GIVEN PROBLEM
Copy out all lines that hold "morphemes".

━━━ PROVIDED DATA

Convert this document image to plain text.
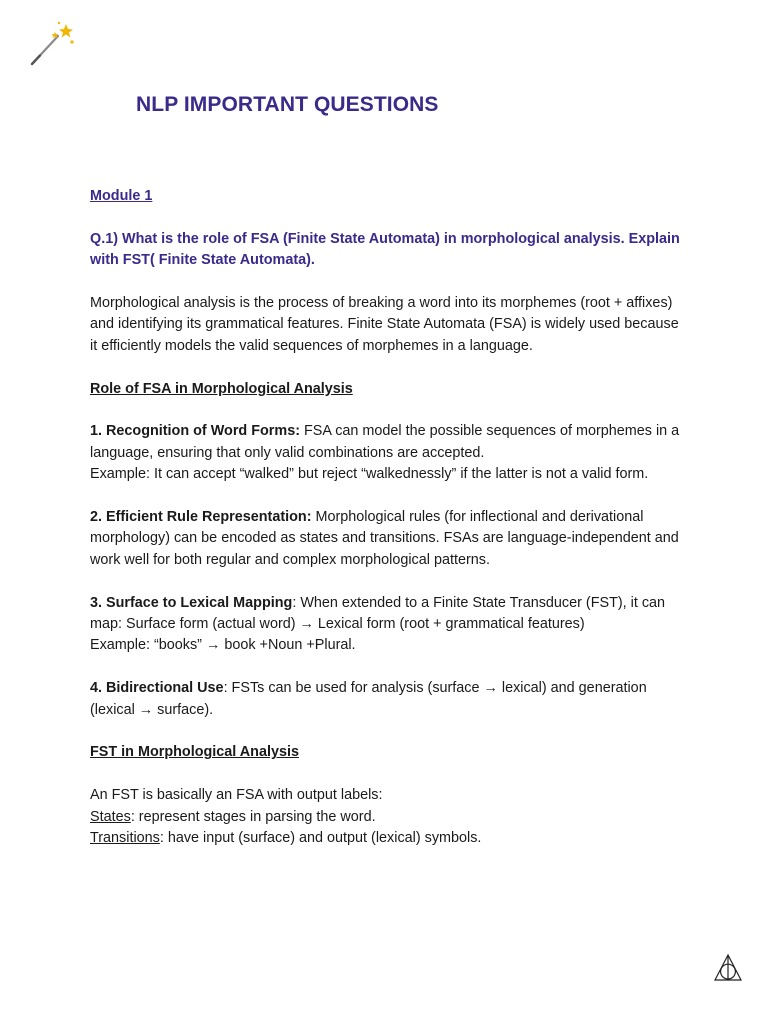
NLP IMPORTANT QUESTIONS

Module 1

Q.1) What is the role of FSA (Finite State Automata) in morphological analysis. Explain with FST( Finite State Automata).

Morphological analysis is the process of breaking a word into its morphemes (root + affixes) and identifying its grammatical features. Finite State Automata (FSA) is widely used because it efficiently models the valid sequences of morphemes in a language.

Role of FSA in Morphological Analysis

1. Recognition of Word Forms: FSA can model the possible sequences of morphemes in a language, ensuring that only valid combinations are accepted.
Example: It can accept “walked” but reject “walkednessly” if the latter is not a valid form.

2. Efficient Rule Representation: Morphological rules (for inflectional and derivational morphology) can be encoded as states and transitions. FSAs are language-independent and work well for both regular and complex morphological patterns.

3. Surface to Lexical Mapping: When extended to a Finite State Transducer (FST), it can map: Surface form (actual word) → Lexical form (root + grammatical features)
Example: “books” → book +Noun +Plural.

4. Bidirectional Use: FSTs can be used for analysis (surface → lexical) and generation (lexical → surface).

FST in Morphological Analysis

An FST is basically an FSA with output labels:
States: represent stages in parsing the word.
Transitions: have input (surface) and output (lexical) symbols.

━━━━━━

CORRECT RESULT
Morphological analysis is the process of breaking a word into its morphemes (root + affixes) and identifying its grammatical features. Finite State Automata (FSA) is widely used because it efficiently models the valid sequences of morphemes in a language.
1. Recognition of Word Forms: FSA can model the possible sequences of morphemes in a language, ensuring that only valid combinations are accepted.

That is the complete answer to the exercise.